**** Records

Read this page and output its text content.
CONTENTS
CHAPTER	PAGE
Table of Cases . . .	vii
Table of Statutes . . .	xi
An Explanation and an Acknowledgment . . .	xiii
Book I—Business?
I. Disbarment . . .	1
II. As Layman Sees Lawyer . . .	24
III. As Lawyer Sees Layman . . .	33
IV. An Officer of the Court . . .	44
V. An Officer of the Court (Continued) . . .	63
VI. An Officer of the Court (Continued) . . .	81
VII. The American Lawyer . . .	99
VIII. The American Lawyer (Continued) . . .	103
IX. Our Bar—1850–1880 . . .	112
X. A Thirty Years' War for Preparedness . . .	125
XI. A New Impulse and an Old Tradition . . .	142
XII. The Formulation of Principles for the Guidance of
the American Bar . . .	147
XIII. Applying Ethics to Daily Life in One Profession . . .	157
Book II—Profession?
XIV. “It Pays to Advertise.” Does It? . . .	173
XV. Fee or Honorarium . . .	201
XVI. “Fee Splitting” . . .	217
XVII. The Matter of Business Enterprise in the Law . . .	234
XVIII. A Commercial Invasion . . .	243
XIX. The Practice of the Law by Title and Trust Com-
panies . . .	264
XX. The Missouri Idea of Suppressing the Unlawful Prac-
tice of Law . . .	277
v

********

• [Directions for this task]
List all lines in the material containing the string "Layman".

• [Answer to the task]
II. As Layman Sees Lawyer . . .	24
III. As Lawyer Sees Layman . . .	33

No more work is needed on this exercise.